> **Exercise objective**
All the data should be repeated exactly. Any image in it is left out.

[Data records]
========
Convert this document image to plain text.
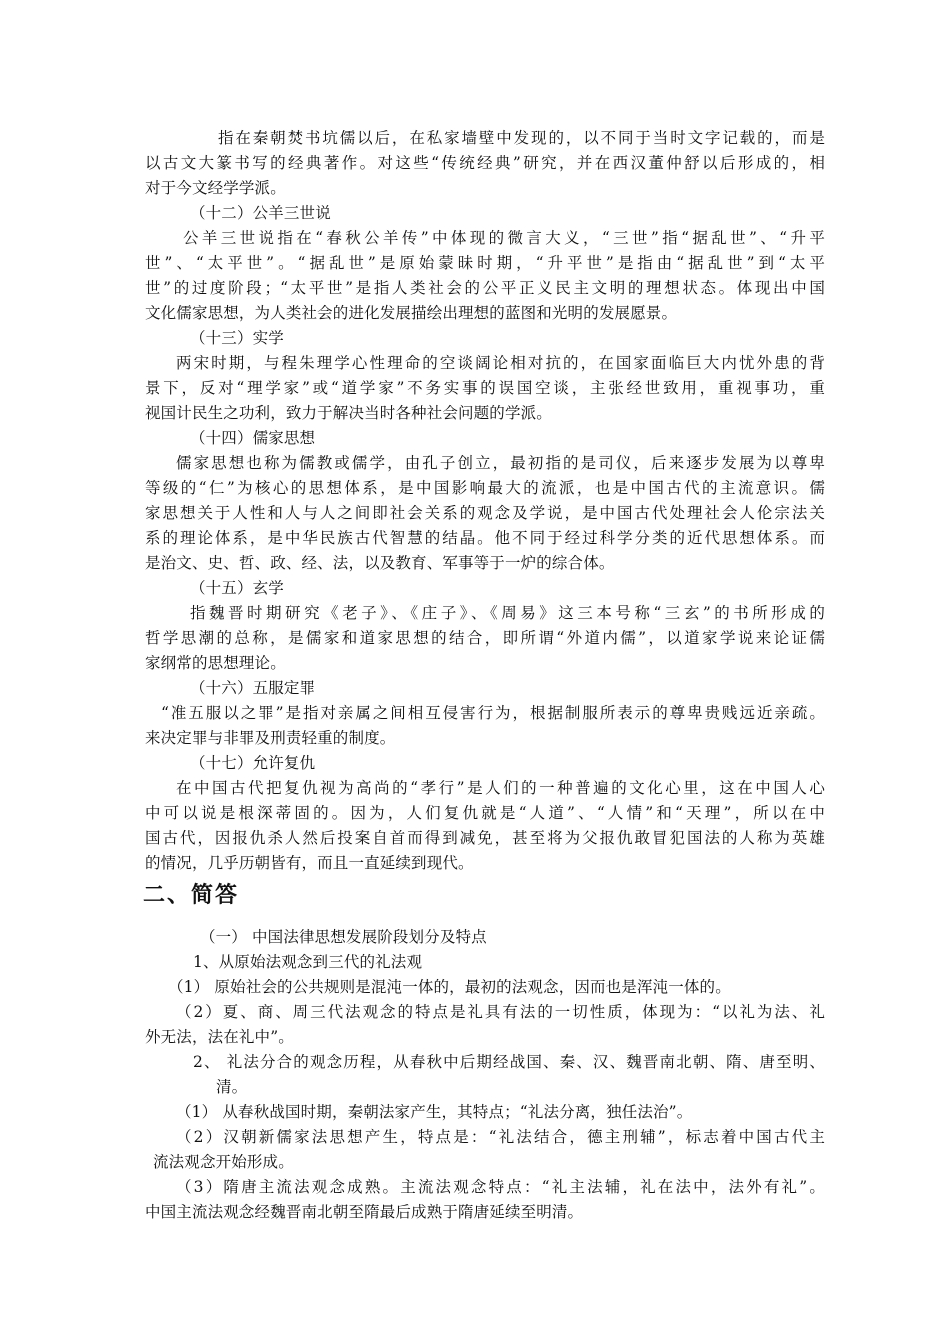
指在秦朝焚书坑儒以后，在私家墙壁中发现的，以不同于当时文字记载的，而是
以古文大篆书写的经典著作。对这些“传统经典”研究，并在西汉董仲舒以后形成的，相
对于今文经学学派。
（十二）公羊三世说
公羊三世说指在“春秋公羊传”中体现的微言大义，“三世”指“据乱世”、“升平
世”、“太平世”。“据乱世”是原始蒙昧时期，“升平世”是指由“据乱世”到“太平
世”的过度阶段；“太平世”是指人类社会的公平正义民主文明的理想状态。体现出中国
文化儒家思想，为人类社会的进化发展描绘出理想的蓝图和光明的发展愿景。
（十三）实学
两宋时期，与程朱理学心性理命的空谈阔论相对抗的，在国家面临巨大内忧外患的背
景下，反对“理学家”或“道学家”不务实事的误国空谈，主张经世致用，重视事功，重
视国计民生之功利，致力于解决当时各种社会问题的学派。
（十四）儒家思想
儒家思想也称为儒教或儒学，由孔子创立，最初指的是司仪，后来逐步发展为以尊卑
等级的“仁”为核心的思想体系，是中国影响最大的流派，也是中国古代的主流意识。儒
家思想关于人性和人与人之间即社会关系的观念及学说，是中国古代处理社会人伦宗法关
系的理论体系，是中华民族古代智慧的结晶。他不同于经过科学分类的近代思想体系。而
是治文、史、哲、政、经、法，以及教育、军事等于一炉的综合体。
（十五）玄学
指魏晋时期研究《老子》、《庄子》、《周易》这三本号称“三玄”的书所形成的
哲学思潮的总称，是儒家和道家思想的结合，即所谓“外道内儒”，以道家学说来论证儒
家纲常的思想理论。
（十六）五服定罪
“准五服以之罪”是指对亲属之间相互侵害行为，根据制服所表示的尊卑贵贱远近亲疏。
来决定罪与非罪及刑责轻重的制度。
（十七）允许复仇
在中国古代把复仇视为高尚的“孝行”是人们的一种普遍的文化心里，这在中国人心
中可以说是根深蒂固的。因为，人们复仇就是“人道”、“人情”和“天理”，所以在中
国古代，因报仇杀人然后投案自首而得到减免，甚至将为父报仇敢冒犯国法的人称为英雄
的情况，几乎历朝皆有，而且一直延续到现代。
二、简答
（一） 中国法律思想发展阶段划分及特点
1、从原始法观念到三代的礼法观
（1） 原始社会的公共规则是混沌一体的，最初的法观念，因而也是浑沌一体的。
（2）夏、商、周三代法观念的特点是礼具有法的一切性质，体现为：“以礼为法、礼
外无法，法在礼中”。
2、 礼法分合的观念历程，从春秋中后期经战国、秦、汉、魏晋南北朝、隋、唐至明、
清。
（1） 从春秋战国时期，秦朝法家产生，其特点；“礼法分离，独任法治”。
（2）汉朝新儒家法思想产生，特点是：“礼法结合，德主刑辅”，标志着中国古代主
流法观念开始形成。
（3）隋唐主流法观念成熟。主流法观念特点：“礼主法辅，礼在法中，法外有礼”。
中国主流法观念经魏晋南北朝至隋最后成熟于隋唐延续至明清。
========
> **Task solution**
Convert this document image to plain text.
指在秦朝焚书坑儒以后，在私家墙壁中发现的，以不同于当时文字记载的，而是
以古文大篆书写的经典著作。对这些“传统经典”研究，并在西汉董仲舒以后形成的，相
对于今文经学学派。
（十二）公羊三世说
公羊三世说指在“春秋公羊传”中体现的微言大义，“三世”指“据乱世”、“升平
世”、“太平世”。“据乱世”是原始蒙昧时期，“升平世”是指由“据乱世”到“太平
世”的过度阶段；“太平世”是指人类社会的公平正义民主文明的理想状态。体现出中国
文化儒家思想，为人类社会的进化发展描绘出理想的蓝图和光明的发展愿景。
（十三）实学
两宋时期，与程朱理学心性理命的空谈阔论相对抗的，在国家面临巨大内忧外患的背
景下，反对“理学家”或“道学家”不务实事的误国空谈，主张经世致用，重视事功，重
视国计民生之功利，致力于解决当时各种社会问题的学派。
（十四）儒家思想
儒家思想也称为儒教或儒学，由孔子创立，最初指的是司仪，后来逐步发展为以尊卑
等级的“仁”为核心的思想体系，是中国影响最大的流派，也是中国古代的主流意识。儒
家思想关于人性和人与人之间即社会关系的观念及学说，是中国古代处理社会人伦宗法关
系的理论体系，是中华民族古代智慧的结晶。他不同于经过科学分类的近代思想体系。而
是治文、史、哲、政、经、法，以及教育、军事等于一炉的综合体。
（十五）玄学
指魏晋时期研究《老子》、《庄子》、《周易》这三本号称“三玄”的书所形成的
哲学思潮的总称，是儒家和道家思想的结合，即所谓“外道内儒”，以道家学说来论证儒
家纲常的思想理论。
（十六）五服定罪
“准五服以之罪”是指对亲属之间相互侵害行为，根据制服所表示的尊卑贵贱远近亲疏。
来决定罪与非罪及刑责轻重的制度。
（十七）允许复仇
在中国古代把复仇视为高尚的“孝行”是人们的一种普遍的文化心里，这在中国人心
中可以说是根深蒂固的。因为，人们复仇就是“人道”、“人情”和“天理”，所以在中
国古代，因报仇杀人然后投案自首而得到减免，甚至将为父报仇敢冒犯国法的人称为英雄
的情况，几乎历朝皆有，而且一直延续到现代。
二、简答
（一） 中国法律思想发展阶段划分及特点
1、从原始法观念到三代的礼法观
（1） 原始社会的公共规则是混沌一体的，最初的法观念，因而也是浑沌一体的。
（2）夏、商、周三代法观念的特点是礼具有法的一切性质，体现为：“以礼为法、礼
外无法，法在礼中”。
2、 礼法分合的观念历程，从春秋中后期经战国、秦、汉、魏晋南北朝、隋、唐至明、
清。
（1） 从春秋战国时期，秦朝法家产生，其特点；“礼法分离，独任法治”。
（2）汉朝新儒家法思想产生，特点是：“礼法结合，德主刑辅”，标志着中国古代主
流法观念开始形成。
（3）隋唐主流法观念成熟。主流法观念特点：“礼主法辅，礼在法中，法外有礼”。
中国主流法观念经魏晋南北朝至隋最后成熟于隋唐延续至明清。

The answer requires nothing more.